• WRITTEN INSTRUCTION A
Can you pull out the listing lines starting at the first line of the listing and ending at the line containing "feature-user[interactable] [584, 369, 680, 465]", both included, and repeat them exactly?

• SOURCE
[SCCC] ARRL Sweepstakes CW - W6UE Multi-Op HP

Michael Tope W4EF at dellroy.com
Thu Nov 6 21:54:49 EST 2003


ARRL Sweepstakes Contest, CW

Call: W6UE
Operator(s): KA6SAR, N6AN, W4EF
Station: W6UE

Class: Multi-Op HP
QTH: LAX
Operating Time (hrs): 23:30
Radios: SO2R

Summary:
 Band  QSOs
------------
  160:    0
   80:   76
   40:  239
   20:  341
   15:  377
   10:  245
------------
Total: 1278  Sections = 80  Total Score = 203,680

Club: Southern California Contest Club

Comments:

After a two-year hiatus from any kind of serious CW SS effort, I decided at
the last minute that I would try putting a multi-operator effort together at
W6UE. Aside from a flaky monitor circuit in the club's TS-950SDX and a dead
packet TNC, everything at the station was working for a change and I had
just installed a third PC at the club which would provide us with a telnet
connection to the packet cluster in place of our broken over-the-air packet
setup. All in all it seemed like a good time to give it a go. On the Monday
before the contest, I put out a call to the usual suspects to see if anyone
was available. Mike, KA6SAR fresh from 20-meter duty at NQ4I in the CQ
Worldwide Phone contest replied that he was going to be in town and was
interested in doing something. David, N6AN/XE1NTT who was just back from
6D9X also expressed interest, but said he would only have limited
availability due to family commitments. With David and Mike's uncertain
schedules, it wasn't clear that we would have 2 operators present at all
times. I had spent quite a bit of time upgrading the station so it could be
rapidly reconfigured from a two operating position multi-single
configuration into an SO2R configuration, so I figured I could run SO2R to
pick up the slack during those times when we didn't have a second operator
around.

The weekend before during CQ Worldwide Phone, I had installed DXtelnet on
our spare PC and test driven the Trlog multiport network on our two
operating positions, so it looked like we had the logging hardware/software
handled. On the Thursday before the contest, I made a late afternoon run to
Radio Shack and cleaned them out of audio adapters and Y-cables which we
were running low on (its amazing how a contest station can suck up seemingly
hundred of dollars worth of audio cables and adapters). My plan was to get
everything setup that night, so that I could sleep in on Saturday morning
thereby avoiding the usual 11th hour pre-contest frenzied panic. "Best laid
plans of mice and men" - by 3 am on Friday I was still screwing around with
the computers (I had become obsessed with trying to get K6STI's "FONT" to
run on an uncooperative IBM Aptiva) and my head was starting to bob, so I
made the command decision to take Friday off of work, so I could get things
right. Friday morning I made the second of what was to ultimately be 4
pre-contest trips to Radio Shack so that I could pick-up even more audio
adapters and exchange a 3 speaker selector switch for a 3 audio source
selector (which is what I thought I had purchased the first time around). I
arrived at the station later that afternoon and started wiring.

• ENTRIES PROVIDED
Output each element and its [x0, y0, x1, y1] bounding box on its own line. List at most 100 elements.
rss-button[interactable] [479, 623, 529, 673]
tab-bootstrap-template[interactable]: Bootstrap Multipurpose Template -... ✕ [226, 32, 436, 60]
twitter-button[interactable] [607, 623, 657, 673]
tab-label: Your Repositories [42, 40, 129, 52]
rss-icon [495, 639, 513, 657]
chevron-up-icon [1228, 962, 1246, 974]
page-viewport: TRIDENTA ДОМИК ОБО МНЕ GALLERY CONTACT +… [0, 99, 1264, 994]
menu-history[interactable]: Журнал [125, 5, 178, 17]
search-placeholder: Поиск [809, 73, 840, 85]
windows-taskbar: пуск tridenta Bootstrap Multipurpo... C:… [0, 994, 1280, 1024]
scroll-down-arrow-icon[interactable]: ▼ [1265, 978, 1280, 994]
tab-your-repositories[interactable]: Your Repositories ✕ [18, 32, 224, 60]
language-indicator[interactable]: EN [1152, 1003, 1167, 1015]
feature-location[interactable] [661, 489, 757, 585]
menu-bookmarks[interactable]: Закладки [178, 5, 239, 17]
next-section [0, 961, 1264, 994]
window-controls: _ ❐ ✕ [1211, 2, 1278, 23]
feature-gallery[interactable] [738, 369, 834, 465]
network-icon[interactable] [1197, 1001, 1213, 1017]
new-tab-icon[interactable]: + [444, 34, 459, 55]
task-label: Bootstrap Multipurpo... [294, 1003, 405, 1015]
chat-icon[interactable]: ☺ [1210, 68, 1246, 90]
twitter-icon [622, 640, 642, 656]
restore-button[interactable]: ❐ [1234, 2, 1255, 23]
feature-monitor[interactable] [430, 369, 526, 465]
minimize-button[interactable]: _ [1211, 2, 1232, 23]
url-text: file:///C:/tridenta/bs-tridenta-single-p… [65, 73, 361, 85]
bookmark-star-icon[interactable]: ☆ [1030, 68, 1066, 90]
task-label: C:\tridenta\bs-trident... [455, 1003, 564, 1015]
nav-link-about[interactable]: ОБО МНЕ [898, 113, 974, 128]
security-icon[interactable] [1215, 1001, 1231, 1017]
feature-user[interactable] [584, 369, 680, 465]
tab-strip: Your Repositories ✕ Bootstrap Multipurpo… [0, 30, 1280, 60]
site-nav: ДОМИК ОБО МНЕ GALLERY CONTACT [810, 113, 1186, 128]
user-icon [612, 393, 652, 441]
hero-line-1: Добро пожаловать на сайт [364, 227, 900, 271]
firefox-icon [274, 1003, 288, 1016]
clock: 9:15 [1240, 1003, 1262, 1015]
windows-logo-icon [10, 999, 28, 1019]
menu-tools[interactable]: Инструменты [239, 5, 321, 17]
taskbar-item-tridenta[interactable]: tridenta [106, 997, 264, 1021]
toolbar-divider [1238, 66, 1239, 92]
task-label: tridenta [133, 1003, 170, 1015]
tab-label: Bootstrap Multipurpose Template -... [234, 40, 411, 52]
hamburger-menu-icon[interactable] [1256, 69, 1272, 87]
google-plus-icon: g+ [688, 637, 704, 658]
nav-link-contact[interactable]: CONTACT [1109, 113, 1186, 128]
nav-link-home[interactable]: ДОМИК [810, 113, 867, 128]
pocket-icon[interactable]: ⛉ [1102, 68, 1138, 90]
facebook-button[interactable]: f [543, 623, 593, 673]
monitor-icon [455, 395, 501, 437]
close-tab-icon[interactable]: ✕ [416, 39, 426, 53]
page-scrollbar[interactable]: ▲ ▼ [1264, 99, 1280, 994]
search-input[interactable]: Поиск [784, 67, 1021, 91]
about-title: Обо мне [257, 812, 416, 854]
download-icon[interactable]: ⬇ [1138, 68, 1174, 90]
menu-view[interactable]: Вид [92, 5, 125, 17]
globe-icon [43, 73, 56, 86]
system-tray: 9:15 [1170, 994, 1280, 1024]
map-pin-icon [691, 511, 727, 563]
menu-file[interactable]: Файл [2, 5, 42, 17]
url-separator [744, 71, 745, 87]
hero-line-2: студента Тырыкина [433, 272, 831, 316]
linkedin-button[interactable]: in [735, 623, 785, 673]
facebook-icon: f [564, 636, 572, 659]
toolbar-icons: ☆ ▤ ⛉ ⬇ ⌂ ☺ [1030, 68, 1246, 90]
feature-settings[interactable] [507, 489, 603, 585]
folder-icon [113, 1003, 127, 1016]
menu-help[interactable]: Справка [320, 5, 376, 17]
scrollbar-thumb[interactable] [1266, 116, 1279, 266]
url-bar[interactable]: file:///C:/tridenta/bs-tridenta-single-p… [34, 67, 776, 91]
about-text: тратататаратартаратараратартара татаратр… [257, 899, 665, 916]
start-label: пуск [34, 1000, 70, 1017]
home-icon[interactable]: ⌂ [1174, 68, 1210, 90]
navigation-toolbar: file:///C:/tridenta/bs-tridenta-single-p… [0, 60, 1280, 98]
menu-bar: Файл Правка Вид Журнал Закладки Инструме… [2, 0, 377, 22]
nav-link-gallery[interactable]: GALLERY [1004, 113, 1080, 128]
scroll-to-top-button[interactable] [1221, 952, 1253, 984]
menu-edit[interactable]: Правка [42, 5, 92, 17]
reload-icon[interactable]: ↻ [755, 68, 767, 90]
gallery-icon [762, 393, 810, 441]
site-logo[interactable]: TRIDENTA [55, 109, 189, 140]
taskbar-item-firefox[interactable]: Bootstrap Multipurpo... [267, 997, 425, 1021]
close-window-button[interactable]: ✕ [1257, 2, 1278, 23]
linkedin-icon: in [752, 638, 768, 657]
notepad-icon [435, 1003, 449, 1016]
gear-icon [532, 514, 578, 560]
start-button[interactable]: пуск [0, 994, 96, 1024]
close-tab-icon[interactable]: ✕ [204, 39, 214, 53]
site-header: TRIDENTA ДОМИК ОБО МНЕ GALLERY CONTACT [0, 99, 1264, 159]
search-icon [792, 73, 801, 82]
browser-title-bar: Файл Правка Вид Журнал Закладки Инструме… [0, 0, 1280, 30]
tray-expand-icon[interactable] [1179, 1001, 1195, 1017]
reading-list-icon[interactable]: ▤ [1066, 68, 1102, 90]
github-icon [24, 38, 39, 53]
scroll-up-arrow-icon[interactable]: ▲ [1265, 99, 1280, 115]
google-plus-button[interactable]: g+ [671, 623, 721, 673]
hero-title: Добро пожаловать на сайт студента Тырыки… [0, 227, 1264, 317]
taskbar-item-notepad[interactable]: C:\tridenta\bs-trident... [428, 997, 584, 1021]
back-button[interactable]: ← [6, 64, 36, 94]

• WRITTEN INSTRUCTION B
Answer these about the W6UE Sweepstakes report:
(i) What class is listed for the W6UE entry?
(ii) How many QSOs were made on 15 meters?
(iii) To which store did the writer make a late afternoon run on the Thursday before the contest?

• TASK OUTPUT A
Output each element and its [x0, y0, x1, y1] bounding box on its own line. List at most 100 elements.
rss-button[interactable] [479, 623, 529, 673]
tab-bootstrap-template[interactable]: Bootstrap Multipurpose Template -... ✕ [226, 32, 436, 60]
twitter-button[interactable] [607, 623, 657, 673]
tab-label: Your Repositories [42, 40, 129, 52]
rss-icon [495, 639, 513, 657]
chevron-up-icon [1228, 962, 1246, 974]
page-viewport: TRIDENTA ДОМИК ОБО МНЕ GALLERY CONTACT +… [0, 99, 1264, 994]
menu-history[interactable]: Журнал [125, 5, 178, 17]
search-placeholder: Поиск [809, 73, 840, 85]
windows-taskbar: пуск tridenta Bootstrap Multipurpo... C:… [0, 994, 1280, 1024]
scroll-down-arrow-icon[interactable]: ▼ [1265, 978, 1280, 994]
tab-your-repositories[interactable]: Your Repositories ✕ [18, 32, 224, 60]
language-indicator[interactable]: EN [1152, 1003, 1167, 1015]
feature-location[interactable] [661, 489, 757, 585]
menu-bookmarks[interactable]: Закладки [178, 5, 239, 17]
next-section [0, 961, 1264, 994]
window-controls: _ ❐ ✕ [1211, 2, 1278, 23]
feature-gallery[interactable] [738, 369, 834, 465]
network-icon[interactable] [1197, 1001, 1213, 1017]
new-tab-icon[interactable]: + [444, 34, 459, 55]
task-label: Bootstrap Multipurpo... [294, 1003, 405, 1015]
chat-icon[interactable]: ☺ [1210, 68, 1246, 90]
twitter-icon [622, 640, 642, 656]
restore-button[interactable]: ❐ [1234, 2, 1255, 23]
feature-monitor[interactable] [430, 369, 526, 465]
minimize-button[interactable]: _ [1211, 2, 1232, 23]
url-text: file:///C:/tridenta/bs-tridenta-single-p… [65, 73, 361, 85]
bookmark-star-icon[interactable]: ☆ [1030, 68, 1066, 90]
task-label: C:\tridenta\bs-trident... [455, 1003, 564, 1015]
nav-link-about[interactable]: ОБО МНЕ [898, 113, 974, 128]
security-icon[interactable] [1215, 1001, 1231, 1017]
feature-user[interactable] [584, 369, 680, 465]

• TASK OUTPUT B
(i) Multi-Op HP
(ii) 377
(iii) Radio Shack